(Collected data entries)
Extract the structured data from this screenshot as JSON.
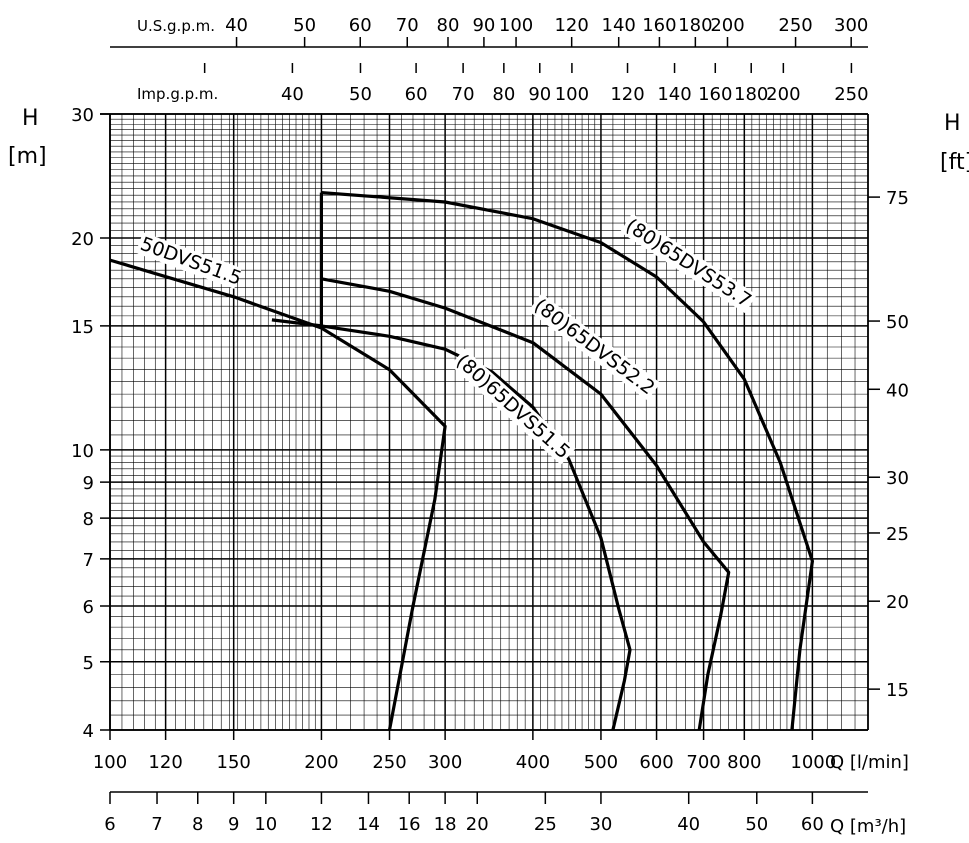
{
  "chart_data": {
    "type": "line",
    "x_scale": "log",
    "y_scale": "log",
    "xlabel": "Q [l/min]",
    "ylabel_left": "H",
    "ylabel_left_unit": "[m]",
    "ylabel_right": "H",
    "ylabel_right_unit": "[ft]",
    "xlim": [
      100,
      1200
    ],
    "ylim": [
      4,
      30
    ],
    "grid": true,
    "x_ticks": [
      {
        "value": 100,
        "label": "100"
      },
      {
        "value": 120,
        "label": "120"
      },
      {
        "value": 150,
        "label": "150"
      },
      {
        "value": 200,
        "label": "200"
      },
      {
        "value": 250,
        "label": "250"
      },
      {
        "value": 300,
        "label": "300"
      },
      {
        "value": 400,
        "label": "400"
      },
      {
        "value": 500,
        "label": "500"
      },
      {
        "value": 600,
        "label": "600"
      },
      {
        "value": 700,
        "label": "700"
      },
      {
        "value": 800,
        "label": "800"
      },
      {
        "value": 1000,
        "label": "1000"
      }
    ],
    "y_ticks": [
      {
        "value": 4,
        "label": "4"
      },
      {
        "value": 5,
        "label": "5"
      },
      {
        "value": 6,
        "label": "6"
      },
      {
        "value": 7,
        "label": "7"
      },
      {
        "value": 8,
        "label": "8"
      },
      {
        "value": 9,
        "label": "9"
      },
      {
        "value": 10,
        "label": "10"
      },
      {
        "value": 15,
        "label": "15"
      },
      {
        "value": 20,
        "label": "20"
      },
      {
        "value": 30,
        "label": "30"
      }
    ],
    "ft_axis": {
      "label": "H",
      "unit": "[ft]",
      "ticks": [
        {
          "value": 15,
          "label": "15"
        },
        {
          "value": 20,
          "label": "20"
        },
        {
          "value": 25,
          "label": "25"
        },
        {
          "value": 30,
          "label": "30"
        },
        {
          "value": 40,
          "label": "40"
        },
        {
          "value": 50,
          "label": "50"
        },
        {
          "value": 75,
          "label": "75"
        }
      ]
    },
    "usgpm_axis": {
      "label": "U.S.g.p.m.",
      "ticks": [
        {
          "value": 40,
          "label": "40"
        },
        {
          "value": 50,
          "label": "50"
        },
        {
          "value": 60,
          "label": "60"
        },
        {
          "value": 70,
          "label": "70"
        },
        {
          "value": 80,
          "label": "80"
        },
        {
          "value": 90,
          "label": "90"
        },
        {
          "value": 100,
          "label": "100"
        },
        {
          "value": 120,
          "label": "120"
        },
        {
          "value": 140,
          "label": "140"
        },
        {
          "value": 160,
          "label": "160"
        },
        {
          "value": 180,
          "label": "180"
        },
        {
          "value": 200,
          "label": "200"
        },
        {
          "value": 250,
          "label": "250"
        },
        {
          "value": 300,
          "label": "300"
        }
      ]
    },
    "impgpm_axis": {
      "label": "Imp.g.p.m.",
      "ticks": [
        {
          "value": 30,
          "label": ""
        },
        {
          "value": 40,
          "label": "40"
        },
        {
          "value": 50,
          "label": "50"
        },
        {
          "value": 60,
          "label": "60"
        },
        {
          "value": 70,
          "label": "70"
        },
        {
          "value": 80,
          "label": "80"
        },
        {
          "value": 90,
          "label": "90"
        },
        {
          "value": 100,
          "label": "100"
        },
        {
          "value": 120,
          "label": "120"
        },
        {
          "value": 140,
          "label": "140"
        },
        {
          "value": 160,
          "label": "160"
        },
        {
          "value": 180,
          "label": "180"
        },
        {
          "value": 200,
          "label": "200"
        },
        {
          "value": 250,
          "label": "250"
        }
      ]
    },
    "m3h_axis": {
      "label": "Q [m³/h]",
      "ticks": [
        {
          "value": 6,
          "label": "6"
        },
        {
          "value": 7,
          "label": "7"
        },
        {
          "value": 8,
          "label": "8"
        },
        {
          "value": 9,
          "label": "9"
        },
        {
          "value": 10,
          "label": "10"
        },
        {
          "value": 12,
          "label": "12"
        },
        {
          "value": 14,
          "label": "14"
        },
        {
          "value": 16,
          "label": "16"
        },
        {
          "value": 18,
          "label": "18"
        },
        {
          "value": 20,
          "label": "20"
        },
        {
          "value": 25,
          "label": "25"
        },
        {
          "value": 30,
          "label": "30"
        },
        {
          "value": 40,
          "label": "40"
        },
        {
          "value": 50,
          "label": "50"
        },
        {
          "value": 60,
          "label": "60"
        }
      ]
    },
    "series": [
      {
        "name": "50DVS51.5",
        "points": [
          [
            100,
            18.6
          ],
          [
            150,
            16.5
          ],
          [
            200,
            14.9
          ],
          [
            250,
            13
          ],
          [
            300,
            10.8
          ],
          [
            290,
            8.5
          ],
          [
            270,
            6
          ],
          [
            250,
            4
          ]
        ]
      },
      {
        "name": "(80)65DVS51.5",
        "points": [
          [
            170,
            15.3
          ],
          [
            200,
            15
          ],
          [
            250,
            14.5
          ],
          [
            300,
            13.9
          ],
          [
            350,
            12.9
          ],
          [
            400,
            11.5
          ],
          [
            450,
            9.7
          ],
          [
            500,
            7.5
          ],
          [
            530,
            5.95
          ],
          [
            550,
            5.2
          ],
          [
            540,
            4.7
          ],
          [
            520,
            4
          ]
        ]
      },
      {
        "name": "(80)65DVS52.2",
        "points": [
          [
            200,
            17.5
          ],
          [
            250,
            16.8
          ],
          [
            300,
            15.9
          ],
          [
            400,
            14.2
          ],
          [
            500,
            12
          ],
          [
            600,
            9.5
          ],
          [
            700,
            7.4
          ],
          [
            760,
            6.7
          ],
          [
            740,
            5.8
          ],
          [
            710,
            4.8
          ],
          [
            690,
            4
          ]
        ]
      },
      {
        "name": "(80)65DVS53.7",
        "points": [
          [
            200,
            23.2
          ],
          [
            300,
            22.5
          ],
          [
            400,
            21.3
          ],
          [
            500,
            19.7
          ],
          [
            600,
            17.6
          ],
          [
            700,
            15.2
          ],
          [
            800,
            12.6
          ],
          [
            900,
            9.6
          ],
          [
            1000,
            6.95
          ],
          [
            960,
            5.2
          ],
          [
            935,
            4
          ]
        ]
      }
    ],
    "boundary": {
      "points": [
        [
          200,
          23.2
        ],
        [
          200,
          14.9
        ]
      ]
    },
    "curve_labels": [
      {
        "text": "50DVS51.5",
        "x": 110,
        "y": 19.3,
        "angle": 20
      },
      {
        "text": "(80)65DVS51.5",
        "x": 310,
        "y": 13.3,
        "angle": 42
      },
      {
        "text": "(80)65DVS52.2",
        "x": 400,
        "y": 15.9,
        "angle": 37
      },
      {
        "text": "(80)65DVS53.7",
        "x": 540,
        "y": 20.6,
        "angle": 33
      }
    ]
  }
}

EXERCISE BRIEF: Copy out each record shown above without alteration, skipping any picture.

COMPLETE ANSWER:
Extract the structured data from this screenshot as JSON.
{
  "chart_data": {
    "type": "line",
    "x_scale": "log",
    "y_scale": "log",
    "xlabel": "Q [l/min]",
    "ylabel_left": "H",
    "ylabel_left_unit": "[m]",
    "ylabel_right": "H",
    "ylabel_right_unit": "[ft]",
    "xlim": [
      100,
      1200
    ],
    "ylim": [
      4,
      30
    ],
    "grid": true,
    "x_ticks": [
      {
        "value": 100,
        "label": "100"
      },
      {
        "value": 120,
        "label": "120"
      },
      {
        "value": 150,
        "label": "150"
      },
      {
        "value": 200,
        "label": "200"
      },
      {
        "value": 250,
        "label": "250"
      },
      {
        "value": 300,
        "label": "300"
      },
      {
        "value": 400,
        "label": "400"
      },
      {
        "value": 500,
        "label": "500"
      },
      {
        "value": 600,
        "label": "600"
      },
      {
        "value": 700,
        "label": "700"
      },
      {
        "value": 800,
        "label": "800"
      },
      {
        "value": 1000,
        "label": "1000"
      }
    ],
    "y_ticks": [
      {
        "value": 4,
        "label": "4"
      },
      {
        "value": 5,
        "label": "5"
      },
      {
        "value": 6,
        "label": "6"
      },
      {
        "value": 7,
        "label": "7"
      },
      {
        "value": 8,
        "label": "8"
      },
      {
        "value": 9,
        "label": "9"
      },
      {
        "value": 10,
        "label": "10"
      },
      {
        "value": 15,
        "label": "15"
      },
      {
        "value": 20,
        "label": "20"
      },
      {
        "value": 30,
        "label": "30"
      }
    ],
    "ft_axis": {
      "label": "H",
      "unit": "[ft]",
      "ticks": [
        {
          "value": 15,
          "label": "15"
        },
        {
          "value": 20,
          "label": "20"
        },
        {
          "value": 25,
          "label": "25"
        },
        {
          "value": 30,
          "label": "30"
        },
        {
          "value": 40,
          "label": "40"
        },
        {
          "value": 50,
          "label": "50"
        },
        {
          "value": 75,
          "label": "75"
        }
      ]
    },
    "usgpm_axis": {
      "label": "U.S.g.p.m.",
      "ticks": [
        {
          "value": 40,
          "label": "40"
        },
        {
          "value": 50,
          "label": "50"
        },
        {
          "value": 60,
          "label": "60"
        },
        {
          "value": 70,
          "label": "70"
        },
        {
          "value": 80,
          "label": "80"
        },
        {
          "value": 90,
          "label": "90"
        },
        {
          "value": 100,
          "label": "100"
        },
        {
          "value": 120,
          "label": "120"
        },
        {
          "value": 140,
          "label": "140"
        },
        {
          "value": 160,
          "label": "160"
        },
        {
          "value": 180,
          "label": "180"
        },
        {
          "value": 200,
          "label": "200"
        },
        {
          "value": 250,
          "label": "250"
        },
        {
          "value": 300,
          "label": "300"
        }
      ]
    },
    "impgpm_axis": {
      "label": "Imp.g.p.m.",
      "ticks": [
        {
          "value": 30,
          "label": ""
        },
        {
          "value": 40,
          "label": "40"
        },
        {
          "value": 50,
          "label": "50"
        },
        {
          "value": 60,
          "label": "60"
        },
        {
          "value": 70,
          "label": "70"
        },
        {
          "value": 80,
          "label": "80"
        },
        {
          "value": 90,
          "label": "90"
        },
        {
          "value": 100,
          "label": "100"
        },
        {
          "value": 120,
          "label": "120"
        },
        {
          "value": 140,
          "label": "140"
        },
        {
          "value": 160,
          "label": "160"
        },
        {
          "value": 180,
          "label": "180"
        },
        {
          "value": 200,
          "label": "200"
        },
        {
          "value": 250,
          "label": "250"
        }
      ]
    },
    "m3h_axis": {
      "label": "Q [m³/h]",
      "ticks": [
        {
          "value": 6,
          "label": "6"
        },
        {
          "value": 7,
          "label": "7"
        },
        {
          "value": 8,
          "label": "8"
        },
        {
          "value": 9,
          "label": "9"
        },
        {
          "value": 10,
          "label": "10"
        },
        {
          "value": 12,
          "label": "12"
        },
        {
          "value": 14,
          "label": "14"
        },
        {
          "value": 16,
          "label": "16"
        },
        {
          "value": 18,
          "label": "18"
        },
        {
          "value": 20,
          "label": "20"
        },
        {
          "value": 25,
          "label": "25"
        },
        {
          "value": 30,
          "label": "30"
        },
        {
          "value": 40,
          "label": "40"
        },
        {
          "value": 50,
          "label": "50"
        },
        {
          "value": 60,
          "label": "60"
        }
      ]
    },
    "series": [
      {
        "name": "50DVS51.5",
        "points": [
          [
            100,
            18.6
          ],
          [
            150,
            16.5
          ],
          [
            200,
            14.9
          ],
          [
            250,
            13
          ],
          [
            300,
            10.8
          ],
          [
            290,
            8.5
          ],
          [
            270,
            6
          ],
          [
            250,
            4
          ]
        ]
      },
      {
        "name": "(80)65DVS51.5",
        "points": [
          [
            170,
            15.3
          ],
          [
            200,
            15
          ],
          [
            250,
            14.5
          ],
          [
            300,
            13.9
          ],
          [
            350,
            12.9
          ],
          [
            400,
            11.5
          ],
          [
            450,
            9.7
          ],
          [
            500,
            7.5
          ],
          [
            530,
            5.95
          ],
          [
            550,
            5.2
          ],
          [
            540,
            4.7
          ],
          [
            520,
            4
          ]
        ]
      },
      {
        "name": "(80)65DVS52.2",
        "points": [
          [
            200,
            17.5
          ],
          [
            250,
            16.8
          ],
          [
            300,
            15.9
          ],
          [
            400,
            14.2
          ],
          [
            500,
            12
          ],
          [
            600,
            9.5
          ],
          [
            700,
            7.4
          ],
          [
            760,
            6.7
          ],
          [
            740,
            5.8
          ],
          [
            710,
            4.8
          ],
          [
            690,
            4
          ]
        ]
      },
      {
        "name": "(80)65DVS53.7",
        "points": [
          [
            200,
            23.2
          ],
          [
            300,
            22.5
          ],
          [
            400,
            21.3
          ],
          [
            500,
            19.7
          ],
          [
            600,
            17.6
          ],
          [
            700,
            15.2
          ],
          [
            800,
            12.6
          ],
          [
            900,
            9.6
          ],
          [
            1000,
            6.95
          ],
          [
            960,
            5.2
          ],
          [
            935,
            4
          ]
        ]
      }
    ],
    "boundary": {
      "points": [
        [
          200,
          23.2
        ],
        [
          200,
          14.9
        ]
      ]
    },
    "curve_labels": [
      {
        "text": "50DVS51.5",
        "x": 110,
        "y": 19.3,
        "angle": 20
      },
      {
        "text": "(80)65DVS51.5",
        "x": 310,
        "y": 13.3,
        "angle": 42
      },
      {
        "text": "(80)65DVS52.2",
        "x": 400,
        "y": 15.9,
        "angle": 37
      },
      {
        "text": "(80)65DVS53.7",
        "x": 540,
        "y": 20.6,
        "angle": 33
      }
    ]
  }
}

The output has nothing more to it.